EXERCISE: Extract each line of the records below that contains the word "user".

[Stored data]
==================================================

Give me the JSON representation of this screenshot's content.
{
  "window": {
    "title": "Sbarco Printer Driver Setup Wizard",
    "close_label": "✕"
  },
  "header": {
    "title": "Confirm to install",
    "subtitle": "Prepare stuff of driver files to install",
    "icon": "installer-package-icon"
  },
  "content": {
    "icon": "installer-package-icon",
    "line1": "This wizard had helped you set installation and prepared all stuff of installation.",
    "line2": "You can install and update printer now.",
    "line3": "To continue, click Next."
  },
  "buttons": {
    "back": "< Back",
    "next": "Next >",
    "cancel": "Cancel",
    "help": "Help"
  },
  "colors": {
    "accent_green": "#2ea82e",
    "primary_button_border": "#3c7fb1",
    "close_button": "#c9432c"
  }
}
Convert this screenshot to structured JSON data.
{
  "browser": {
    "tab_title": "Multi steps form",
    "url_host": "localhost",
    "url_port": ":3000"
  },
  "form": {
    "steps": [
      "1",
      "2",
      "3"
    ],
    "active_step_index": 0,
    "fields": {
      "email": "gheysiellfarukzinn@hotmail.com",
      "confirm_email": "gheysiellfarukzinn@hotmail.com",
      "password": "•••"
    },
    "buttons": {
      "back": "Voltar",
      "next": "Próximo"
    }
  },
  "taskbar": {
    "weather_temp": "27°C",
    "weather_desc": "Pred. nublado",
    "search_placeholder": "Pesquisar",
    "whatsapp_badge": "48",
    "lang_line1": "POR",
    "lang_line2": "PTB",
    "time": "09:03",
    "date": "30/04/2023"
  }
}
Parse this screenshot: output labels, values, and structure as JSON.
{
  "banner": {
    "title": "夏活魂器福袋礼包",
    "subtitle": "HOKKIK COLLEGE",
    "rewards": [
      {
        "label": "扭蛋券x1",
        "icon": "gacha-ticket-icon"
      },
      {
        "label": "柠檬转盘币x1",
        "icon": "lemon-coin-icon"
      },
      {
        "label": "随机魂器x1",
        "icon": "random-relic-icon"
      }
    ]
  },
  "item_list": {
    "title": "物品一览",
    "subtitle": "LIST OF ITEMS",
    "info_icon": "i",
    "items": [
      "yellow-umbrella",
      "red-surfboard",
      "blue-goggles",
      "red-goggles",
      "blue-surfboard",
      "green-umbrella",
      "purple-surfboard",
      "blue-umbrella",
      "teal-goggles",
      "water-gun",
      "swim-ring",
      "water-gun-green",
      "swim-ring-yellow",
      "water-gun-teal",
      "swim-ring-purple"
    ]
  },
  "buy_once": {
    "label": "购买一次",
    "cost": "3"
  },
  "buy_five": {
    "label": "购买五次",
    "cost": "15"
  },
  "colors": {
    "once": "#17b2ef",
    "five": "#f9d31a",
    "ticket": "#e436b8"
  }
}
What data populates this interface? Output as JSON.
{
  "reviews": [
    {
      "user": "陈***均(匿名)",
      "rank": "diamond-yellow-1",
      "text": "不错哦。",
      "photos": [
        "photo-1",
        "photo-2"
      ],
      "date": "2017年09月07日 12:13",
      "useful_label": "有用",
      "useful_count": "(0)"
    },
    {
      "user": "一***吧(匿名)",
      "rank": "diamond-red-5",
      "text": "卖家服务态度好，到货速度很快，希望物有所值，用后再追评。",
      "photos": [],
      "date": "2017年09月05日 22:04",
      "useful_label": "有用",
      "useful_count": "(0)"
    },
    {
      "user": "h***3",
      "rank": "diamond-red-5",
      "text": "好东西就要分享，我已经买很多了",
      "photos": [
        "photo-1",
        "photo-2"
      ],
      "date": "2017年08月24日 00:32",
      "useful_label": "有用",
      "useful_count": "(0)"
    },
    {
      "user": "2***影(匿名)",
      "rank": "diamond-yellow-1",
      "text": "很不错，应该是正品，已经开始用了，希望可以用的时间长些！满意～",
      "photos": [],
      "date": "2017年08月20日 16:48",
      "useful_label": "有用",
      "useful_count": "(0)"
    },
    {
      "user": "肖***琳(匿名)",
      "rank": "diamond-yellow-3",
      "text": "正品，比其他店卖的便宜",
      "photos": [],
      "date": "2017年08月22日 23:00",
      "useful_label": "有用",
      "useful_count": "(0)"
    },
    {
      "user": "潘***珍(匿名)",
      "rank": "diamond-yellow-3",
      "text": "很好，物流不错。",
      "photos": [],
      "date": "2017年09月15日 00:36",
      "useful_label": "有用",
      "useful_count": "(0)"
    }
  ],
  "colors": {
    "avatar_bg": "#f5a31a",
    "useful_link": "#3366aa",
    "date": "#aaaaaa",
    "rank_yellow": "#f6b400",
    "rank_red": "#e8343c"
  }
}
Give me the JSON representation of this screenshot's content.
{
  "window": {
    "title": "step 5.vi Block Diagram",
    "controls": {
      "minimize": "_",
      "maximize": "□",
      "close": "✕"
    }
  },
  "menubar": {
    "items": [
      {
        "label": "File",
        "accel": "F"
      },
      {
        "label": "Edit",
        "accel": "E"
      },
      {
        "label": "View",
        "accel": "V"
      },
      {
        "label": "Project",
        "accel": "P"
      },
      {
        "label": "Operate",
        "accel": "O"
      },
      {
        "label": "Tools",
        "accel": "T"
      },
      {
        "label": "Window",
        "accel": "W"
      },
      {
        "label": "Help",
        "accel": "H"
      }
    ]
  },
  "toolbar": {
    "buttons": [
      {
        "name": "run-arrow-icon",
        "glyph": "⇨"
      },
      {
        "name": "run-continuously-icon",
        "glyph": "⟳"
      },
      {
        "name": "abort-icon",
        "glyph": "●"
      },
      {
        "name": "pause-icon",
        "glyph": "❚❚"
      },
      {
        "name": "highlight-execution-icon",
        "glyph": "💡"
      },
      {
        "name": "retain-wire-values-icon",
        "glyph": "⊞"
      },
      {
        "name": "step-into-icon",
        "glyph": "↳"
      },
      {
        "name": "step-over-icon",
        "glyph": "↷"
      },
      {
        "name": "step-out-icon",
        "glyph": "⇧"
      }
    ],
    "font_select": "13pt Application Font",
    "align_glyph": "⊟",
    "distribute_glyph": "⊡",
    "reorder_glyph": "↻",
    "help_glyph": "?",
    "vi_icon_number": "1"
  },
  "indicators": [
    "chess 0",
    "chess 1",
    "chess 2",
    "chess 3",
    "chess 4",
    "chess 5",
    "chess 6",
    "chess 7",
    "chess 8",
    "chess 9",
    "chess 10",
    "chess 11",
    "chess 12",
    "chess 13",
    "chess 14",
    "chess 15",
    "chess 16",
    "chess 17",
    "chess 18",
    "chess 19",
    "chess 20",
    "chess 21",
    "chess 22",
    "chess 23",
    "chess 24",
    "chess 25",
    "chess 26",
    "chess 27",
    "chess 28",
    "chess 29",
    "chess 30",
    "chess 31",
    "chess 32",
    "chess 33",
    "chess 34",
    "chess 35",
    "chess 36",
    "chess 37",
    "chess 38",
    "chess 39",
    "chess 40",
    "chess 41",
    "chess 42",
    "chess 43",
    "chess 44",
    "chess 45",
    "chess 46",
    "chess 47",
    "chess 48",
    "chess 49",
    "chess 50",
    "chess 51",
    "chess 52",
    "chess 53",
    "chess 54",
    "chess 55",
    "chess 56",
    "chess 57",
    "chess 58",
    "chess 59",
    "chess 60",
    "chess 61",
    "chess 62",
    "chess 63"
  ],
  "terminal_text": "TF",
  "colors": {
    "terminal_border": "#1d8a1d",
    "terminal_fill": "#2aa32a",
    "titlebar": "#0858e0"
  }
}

==================================================

FINAL RESULT:
      "user": "陈***均(匿名)",
      "user": "一***吧(匿名)",
      "user": "h***3",
      "user": "2***影(匿名)",
      "user": "肖***琳(匿名)",
      "user": "潘***珍(匿名)",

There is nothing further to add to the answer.